> **What to produce**
Check every line of the entries that follow, and copy the ones containing "hoạt".
━━━
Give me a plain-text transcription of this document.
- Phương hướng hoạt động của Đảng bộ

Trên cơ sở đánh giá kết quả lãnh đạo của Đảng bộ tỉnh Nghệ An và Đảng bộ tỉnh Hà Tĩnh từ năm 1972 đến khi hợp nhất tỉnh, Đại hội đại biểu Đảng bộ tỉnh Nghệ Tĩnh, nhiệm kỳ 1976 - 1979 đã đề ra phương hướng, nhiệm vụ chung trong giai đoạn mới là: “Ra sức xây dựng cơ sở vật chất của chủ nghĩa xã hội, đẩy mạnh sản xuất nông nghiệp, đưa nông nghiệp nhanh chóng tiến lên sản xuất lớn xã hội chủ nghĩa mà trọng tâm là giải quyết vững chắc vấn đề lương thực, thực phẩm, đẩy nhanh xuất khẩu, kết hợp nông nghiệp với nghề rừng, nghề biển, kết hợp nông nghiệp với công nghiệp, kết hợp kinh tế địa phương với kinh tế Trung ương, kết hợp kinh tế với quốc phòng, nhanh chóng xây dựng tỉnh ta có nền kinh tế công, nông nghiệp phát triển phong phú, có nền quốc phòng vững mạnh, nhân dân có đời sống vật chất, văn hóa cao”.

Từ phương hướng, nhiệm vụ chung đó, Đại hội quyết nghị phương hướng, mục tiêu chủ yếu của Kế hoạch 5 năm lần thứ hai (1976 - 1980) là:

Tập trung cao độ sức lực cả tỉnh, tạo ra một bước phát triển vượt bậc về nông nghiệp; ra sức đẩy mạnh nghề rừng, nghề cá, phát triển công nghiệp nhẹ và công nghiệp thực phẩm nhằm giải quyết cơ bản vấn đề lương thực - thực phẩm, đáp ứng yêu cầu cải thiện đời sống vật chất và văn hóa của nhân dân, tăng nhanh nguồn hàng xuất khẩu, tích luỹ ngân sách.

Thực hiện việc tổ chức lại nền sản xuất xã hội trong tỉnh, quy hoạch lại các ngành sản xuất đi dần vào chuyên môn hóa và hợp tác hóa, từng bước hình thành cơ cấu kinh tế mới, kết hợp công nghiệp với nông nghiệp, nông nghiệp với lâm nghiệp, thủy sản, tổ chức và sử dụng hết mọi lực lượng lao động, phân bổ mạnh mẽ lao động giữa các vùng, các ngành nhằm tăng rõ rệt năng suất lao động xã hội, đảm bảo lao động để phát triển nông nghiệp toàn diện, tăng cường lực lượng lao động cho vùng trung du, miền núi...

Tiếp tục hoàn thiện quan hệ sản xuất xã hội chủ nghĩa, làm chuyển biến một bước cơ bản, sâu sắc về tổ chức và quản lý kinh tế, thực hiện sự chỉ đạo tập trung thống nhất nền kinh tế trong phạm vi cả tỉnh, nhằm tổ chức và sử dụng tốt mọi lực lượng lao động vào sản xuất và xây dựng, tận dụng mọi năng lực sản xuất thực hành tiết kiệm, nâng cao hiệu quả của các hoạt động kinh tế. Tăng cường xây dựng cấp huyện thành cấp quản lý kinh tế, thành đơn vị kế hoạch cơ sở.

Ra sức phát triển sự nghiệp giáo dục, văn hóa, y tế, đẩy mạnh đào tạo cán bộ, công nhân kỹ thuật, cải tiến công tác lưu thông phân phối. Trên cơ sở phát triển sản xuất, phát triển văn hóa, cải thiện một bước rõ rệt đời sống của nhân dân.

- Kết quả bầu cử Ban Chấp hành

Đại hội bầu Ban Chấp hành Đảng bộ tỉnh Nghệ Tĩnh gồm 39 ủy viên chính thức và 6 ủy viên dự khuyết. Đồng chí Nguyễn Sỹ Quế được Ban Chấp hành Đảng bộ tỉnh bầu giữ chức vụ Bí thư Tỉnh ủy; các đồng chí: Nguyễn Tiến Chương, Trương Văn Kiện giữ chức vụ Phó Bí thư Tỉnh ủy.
━━━
> **Solution to the exercise**
- Phương hướng hoạt động của Đảng bộ
Tiếp tục hoàn thiện quan hệ sản xuất xã hội chủ nghĩa, làm chuyển biến một bước cơ bản, sâu sắc về tổ chức và quản lý kinh tế, thực hiện sự chỉ đạo tập trung thống nhất nền kinh tế trong phạm vi cả tỉnh, nhằm tổ chức và sử dụng tốt mọi lực lượng lao động vào sản xuất và xây dựng, tận dụng mọi năng lực sản xuất thực hành tiết kiệm, nâng cao hiệu quả của các hoạt động kinh tế. Tăng cường xây dựng cấp huyện thành cấp quản lý kinh tế, thành đơn vị kế hoạch cơ sở.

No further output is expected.